* _What to work on_
Could you write out every entry exactly as it stands?

**********

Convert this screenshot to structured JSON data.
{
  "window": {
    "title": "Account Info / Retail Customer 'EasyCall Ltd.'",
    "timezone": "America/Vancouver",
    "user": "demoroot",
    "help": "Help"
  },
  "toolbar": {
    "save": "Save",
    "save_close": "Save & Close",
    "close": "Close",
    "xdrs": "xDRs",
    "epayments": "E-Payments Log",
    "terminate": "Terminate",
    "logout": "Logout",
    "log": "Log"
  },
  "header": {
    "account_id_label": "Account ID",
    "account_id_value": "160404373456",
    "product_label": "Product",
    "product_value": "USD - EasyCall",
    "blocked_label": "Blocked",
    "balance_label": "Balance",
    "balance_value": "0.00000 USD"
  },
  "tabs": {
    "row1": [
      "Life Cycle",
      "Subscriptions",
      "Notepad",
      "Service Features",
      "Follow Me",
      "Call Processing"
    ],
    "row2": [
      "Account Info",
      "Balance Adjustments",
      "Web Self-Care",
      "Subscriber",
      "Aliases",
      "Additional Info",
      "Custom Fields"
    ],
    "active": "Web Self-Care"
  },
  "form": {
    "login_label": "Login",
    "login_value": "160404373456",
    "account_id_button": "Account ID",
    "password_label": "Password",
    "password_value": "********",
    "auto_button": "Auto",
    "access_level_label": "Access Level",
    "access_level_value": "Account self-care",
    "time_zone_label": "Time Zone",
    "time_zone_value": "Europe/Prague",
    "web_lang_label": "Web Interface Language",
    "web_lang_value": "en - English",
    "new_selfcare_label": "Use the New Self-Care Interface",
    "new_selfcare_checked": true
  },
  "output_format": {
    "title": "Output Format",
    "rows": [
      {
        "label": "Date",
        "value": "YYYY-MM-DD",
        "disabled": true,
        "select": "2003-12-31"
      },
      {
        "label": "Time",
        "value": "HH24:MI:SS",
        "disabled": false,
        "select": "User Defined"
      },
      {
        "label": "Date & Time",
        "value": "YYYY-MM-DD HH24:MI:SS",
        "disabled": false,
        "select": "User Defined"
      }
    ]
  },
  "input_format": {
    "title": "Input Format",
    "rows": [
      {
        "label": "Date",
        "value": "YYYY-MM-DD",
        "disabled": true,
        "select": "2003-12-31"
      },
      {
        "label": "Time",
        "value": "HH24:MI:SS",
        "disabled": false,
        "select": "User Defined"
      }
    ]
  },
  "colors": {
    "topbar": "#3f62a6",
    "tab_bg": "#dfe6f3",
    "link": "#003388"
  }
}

**********

* _Full solution_
Convert this screenshot to structured JSON data.
{
  "window": {
    "title": "Account Info / Retail Customer 'EasyCall Ltd.'",
    "timezone": "America/Vancouver",
    "user": "demoroot",
    "help": "Help"
  },
  "toolbar": {
    "save": "Save",
    "save_close": "Save & Close",
    "close": "Close",
    "xdrs": "xDRs",
    "epayments": "E-Payments Log",
    "terminate": "Terminate",
    "logout": "Logout",
    "log": "Log"
  },
  "header": {
    "account_id_label": "Account ID",
    "account_id_value": "160404373456",
    "product_label": "Product",
    "product_value": "USD - EasyCall",
    "blocked_label": "Blocked",
    "balance_label": "Balance",
    "balance_value": "0.00000 USD"
  },
  "tabs": {
    "row1": [
      "Life Cycle",
      "Subscriptions",
      "Notepad",
      "Service Features",
      "Follow Me",
      "Call Processing"
    ],
    "row2": [
      "Account Info",
      "Balance Adjustments",
      "Web Self-Care",
      "Subscriber",
      "Aliases",
      "Additional Info",
      "Custom Fields"
    ],
    "active": "Web Self-Care"
  },
  "form": {
    "login_label": "Login",
    "login_value": "160404373456",
    "account_id_button": "Account ID",
    "password_label": "Password",
    "password_value": "********",
    "auto_button": "Auto",
    "access_level_label": "Access Level",
    "access_level_value": "Account self-care",
    "time_zone_label": "Time Zone",
    "time_zone_value": "Europe/Prague",
    "web_lang_label": "Web Interface Language",
    "web_lang_value": "en - English",
    "new_selfcare_label": "Use the New Self-Care Interface",
    "new_selfcare_checked": true
  },
  "output_format": {
    "title": "Output Format",
    "rows": [
      {
        "label": "Date",
        "value": "YYYY-MM-DD",
        "disabled": true,
        "select": "2003-12-31"
      },
      {
        "label": "Time",
        "value": "HH24:MI:SS",
        "disabled": false,
        "select": "User Defined"
      },
      {
        "label": "Date & Time",
        "value": "YYYY-MM-DD HH24:MI:SS",
        "disabled": false,
        "select": "User Defined"
      }
    ]
  },
  "input_format": {
    "title": "Input Format",
    "rows": [
      {
        "label": "Date",
        "value": "YYYY-MM-DD",
        "disabled": true,
        "select": "2003-12-31"
      },
      {
        "label": "Time",
        "value": "HH24:MI:SS",
        "disabled": false,
        "select": "User Defined"
      }
    ]
  },
  "colors": {
    "topbar": "#3f62a6",
    "tab_bg": "#dfe6f3",
    "link": "#003388"
  }
}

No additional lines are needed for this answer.